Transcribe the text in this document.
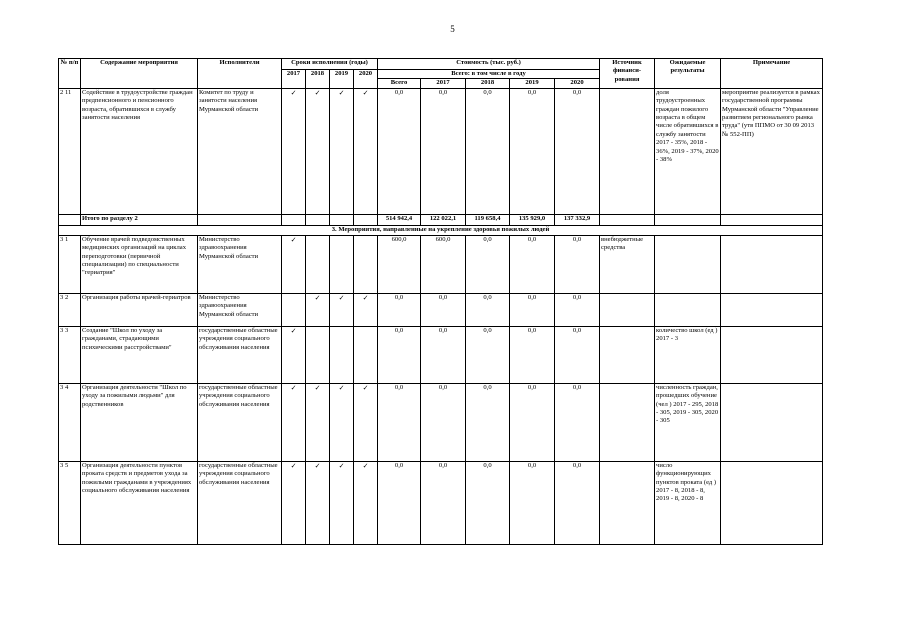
5
№ п/п	Содержание мероприятия	Исполнители	Сроки исполнения (годы)				Стоимость (тыс. руб.)					Источник финанси-рования	Ожидаемые результаты	Примечание
			2017	2018	2019	2020	Всего: в том числе в году							
							Всего	2017	2018	2019	2020			
2 11	Содействие в трудоустройстве граждан предпенсионного и пенсионного возраста, обратившихся в службу занятости населения	Комитет по труду и занятости населения Мурманской области	✓	✓	✓	✓	0,0	0,0	0,0	0,0	0,0		доля трудоустроенных граждан пожилого возраста в общем числе обратившихся в службу занятости 2017 - 35%, 2018 - 36%, 2019 - 37%, 2020 - 38%	мероприятие реализуется в рамках государственной программы Мурманской области "Управление развитием регионального рынка труда" (утв ППМО от 30 09 2013 № 552-ПП)
	Итого по разделу 2						514 942,4	122 022,1	119 658,4	135 929,0	137 332,9			
3. Мероприятия, направленные на укрепление здоровья пожилых людей														
3 1	Обучение врачей подведомственных медицинских организаций на циклах переподготовки (первичной специализации) по специальности "гериатрия"	Министерство здравоохранения Мурманской области	✓				600,0	600,0	0,0	0,0	0,0	внебюджетные средства		
3 2	Организация работы врачей-гериатров	Министерство здравоохранения Мурманской области		✓	✓	✓	0,0	0,0	0,0	0,0	0,0			
3 3	Создание "Школ по уходу за гражданами, страдающими психическими расстройствами"	государственные областные учреждения социального обслуживания населения	✓				0,0	0,0	0,0	0,0	0,0		количество школ (ед ) 2017 - 3	
3 4	Организация деятельности "Школ по уходу за пожилыми людьми" для родственников	государственные областные учреждения социального обслуживания населения	✓	✓	✓	✓	0,0	0,0	0,0	0,0	0,0		численность граждан, прошедших обучение (чел ) 2017 - 295, 2018 - 305, 2019 - 305, 2020 - 305	
3 5	Организация деятельности пунктов проката средств и предметов ухода за пожилыми гражданами в учреждениях социального обслуживания населения	государственные областные учреждения социального обслуживания населения	✓	✓	✓	✓	0,0	0,0	0,0	0,0	0,0		число функционирующих пунктов проката (ед ) 2017 - 8, 2018 - 8, 2019 - 8, 2020 - 8	
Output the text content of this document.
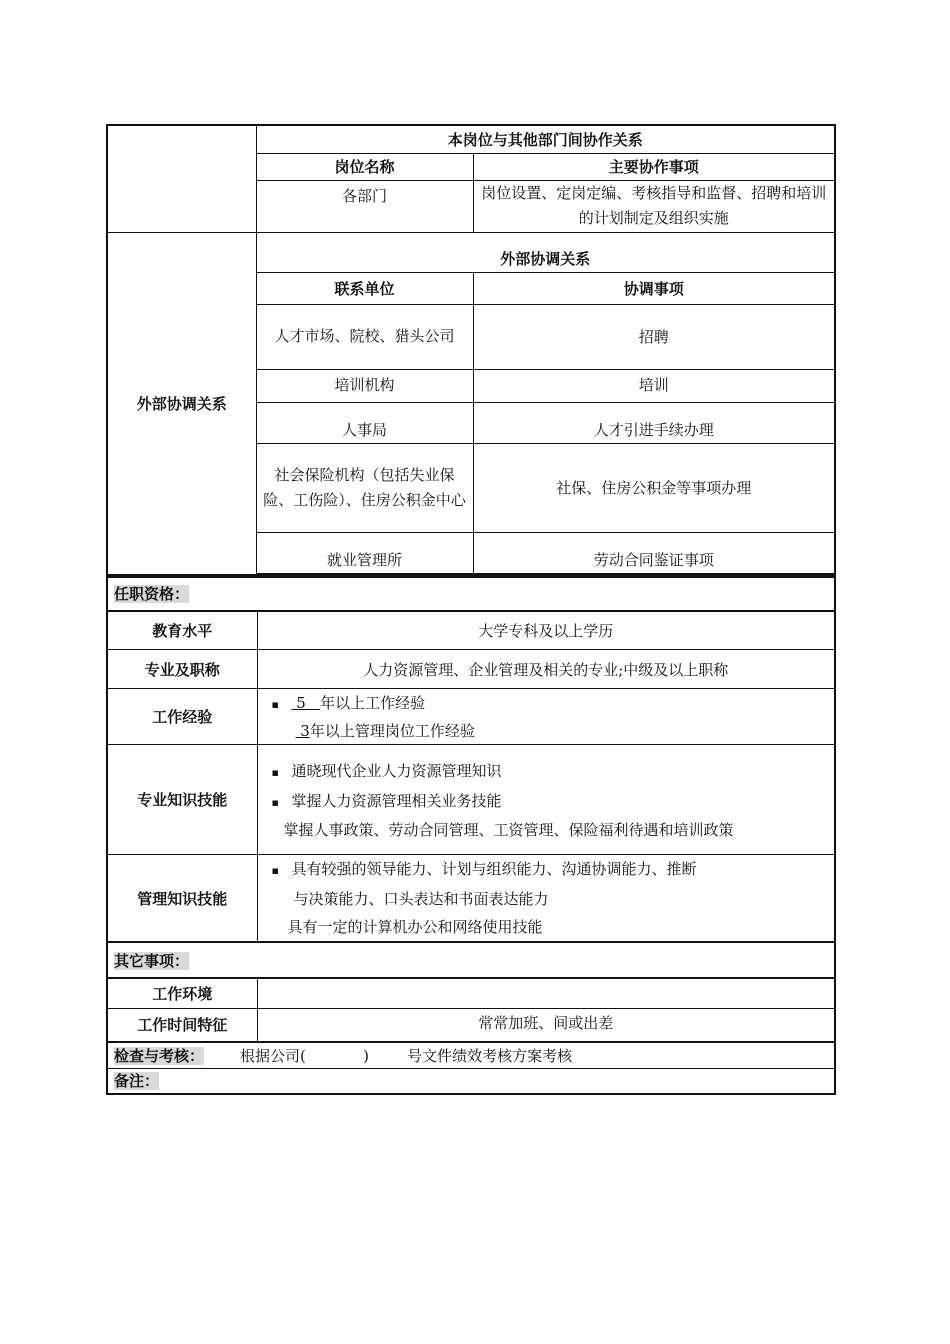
	本岗位与其他部门间协作关系	
	岗位名称	主要协作事项
	各部门	岗位设置、定岗定编、考核指导和监督、招聘和培训的计划制定及组织实施
外部协调关系	外部协调关系	
	联系单位	协调事项
	人才市场、院校、猎头公司	招聘
	培训机构	培训
	人事局	人才引进手续办理
	社会保险机构（包括失业保险、工伤险）、住房公积金中心	社保、住房公积金等事项办理
	就业管理所	劳动合同鉴证事项

任职资格：	
教育水平	大学专科及以上学历
专业及职称	人力资源管理、企业管理及相关的专业;中级及以上职称
工作经验	▪ 5 年以上工作经验
3年以上管理岗位工作经验

专业知识技能	▪ 通晓现代企业人力资源管理知识
▪ 掌握人力资源管理相关业务技能
掌握人事政策、劳动合同管理、工资管理、保险福利待遇和培训政策

管理知识技能	▪ 具有较强的领导能力、计划与组织能力、沟通协调能力、推断
与决策能力、口头表达和书面表达能力
具有一定的计算机办公和网络使用技能

其它事项：	
工作环境	
工作时间特征	常常加班、间或出差
检查与考核： 根据公司(            )        号文件绩效考核方案考核	
备注：	
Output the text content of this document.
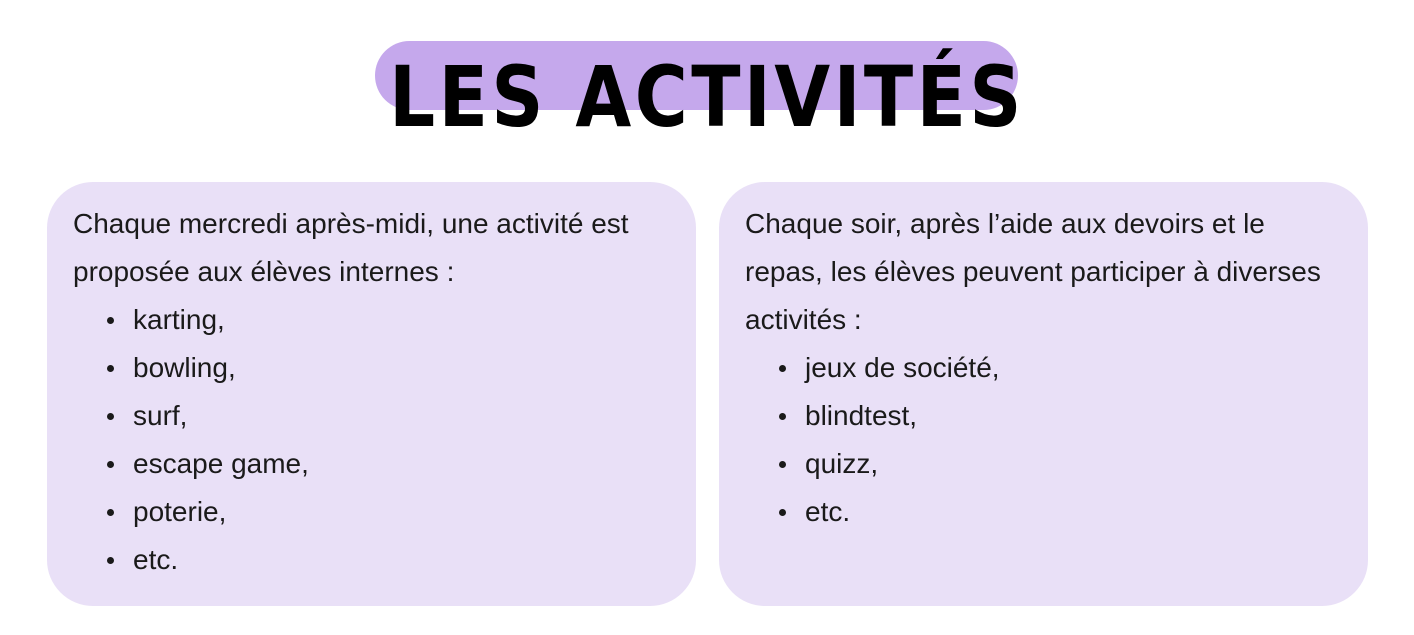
LES ACTIVITÉS

Chaque mercredi après-midi, une activité est proposée aux élèves internes :

karting,
bowling,
surf,
escape game,
poterie,
etc.

Chaque soir, après l’aide aux devoirs et le repas, les élèves peuvent participer à diverses activités :

jeux de société,
blindtest,
quizz,
etc.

◆ ◆ ◆

**What this task involves:** Skip the pictures and print each record exactly as it stands.

**Exercise result:**
Transcribe the text in this document.
5
№ п/п	Содержание мероприятия	Исполнители	Сроки исполнения (годы)				Стоимость (тыс. руб.)					Источник финанси-рования	Ожидаемые результаты	Примечание
			2017	2018	2019	2020	Всего: в том числе в году							
							Всего	2017	2018	2019	2020			
2 11	Содействие в трудоустройстве граждан предпенсионного и пенсионного возраста, обратившихся в службу занятости населения	Комитет по труду и занятости населения Мурманской области	✓	✓	✓	✓	0,0	0,0	0,0	0,0	0,0		доля трудоустроенных граждан пожилого возраста в общем числе обратившихся в службу занятости 2017 - 35%, 2018 - 36%, 2019 - 37%, 2020 - 38%	мероприятие реализуется в рамках государственной программы Мурманской области "Управление развитием регионального рынка труда" (утв ППМО от 30 09 2013 № 552-ПП)
	Итого по разделу 2						514 942,4	122 022,1	119 658,4	135 929,0	137 332,9			
3. Мероприятия, направленные на укрепление здоровья пожилых людей														
3 1	Обучение врачей подведомственных медицинских организаций на циклах переподготовки (первичной специализации) по специальности "гериатрия"	Министерство здравоохранения Мурманской области	✓				600,0	600,0	0,0	0,0	0,0	внебюджетные средства		
3 2	Организация работы врачей-гериатров	Министерство здравоохранения Мурманской области		✓	✓	✓	0,0	0,0	0,0	0,0	0,0			
3 3	Создание "Школ по уходу за гражданами, страдающими психическими расстройствами"	государственные областные учреждения социального обслуживания населения	✓				0,0	0,0	0,0	0,0	0,0		количество школ (ед ) 2017 - 3	
3 4	Организация деятельности "Школ по уходу за пожилыми людьми" для родственников	государственные областные учреждения социального обслуживания населения	✓	✓	✓	✓	0,0	0,0	0,0	0,0	0,0		численность граждан, прошедших обучение (чел ) 2017 - 295, 2018 - 305, 2019 - 305, 2020 - 305	
3 5	Организация деятельности пунктов проката средств и предметов ухода за пожилыми гражданами в учреждениях социального обслуживания населения	государственные областные учреждения социального обслуживания населения	✓	✓	✓	✓	0,0	0,0	0,0	0,0	0,0		число функционирующих пунктов проката (ед ) 2017 - 8, 2018 - 8, 2019 - 8, 2020 - 8	
Output the text content of this document.
	本岗位与其他部门间协作关系	
	岗位名称	主要协作事项
	各部门	岗位设置、定岗定编、考核指导和监督、招聘和培训的计划制定及组织实施
外部协调关系	外部协调关系	
	联系单位	协调事项
	人才市场、院校、猎头公司	招聘
	培训机构	培训
	人事局	人才引进手续办理
	社会保险机构（包括失业保险、工伤险）、住房公积金中心	社保、住房公积金等事项办理
	就业管理所	劳动合同鉴证事项

任职资格：	
教育水平	大学专科及以上学历
专业及职称	人力资源管理、企业管理及相关的专业;中级及以上职称
工作经验	▪ 5 年以上工作经验
3年以上管理岗位工作经验

专业知识技能	▪ 通晓现代企业人力资源管理知识
▪ 掌握人力资源管理相关业务技能
掌握人事政策、劳动合同管理、工资管理、保险福利待遇和培训政策

管理知识技能	▪ 具有较强的领导能力、计划与组织能力、沟通协调能力、推断
与决策能力、口头表达和书面表达能力
具有一定的计算机办公和网络使用技能

其它事项：	
工作环境	
工作时间特征	常常加班、间或出差
检查与考核： 根据公司(            )        号文件绩效考核方案考核	
备注：	
Output the text content of this document.
LES ACTIVITÉS

Chaque mercredi après-midi, une activité est proposée aux élèves internes :

karting,
bowling,
surf,
escape game,
poterie,
etc.

Chaque soir, après l’aide aux devoirs et le repas, les élèves peuvent participer à diverses activités :

jeux de société,
blindtest,
quizz,
etc.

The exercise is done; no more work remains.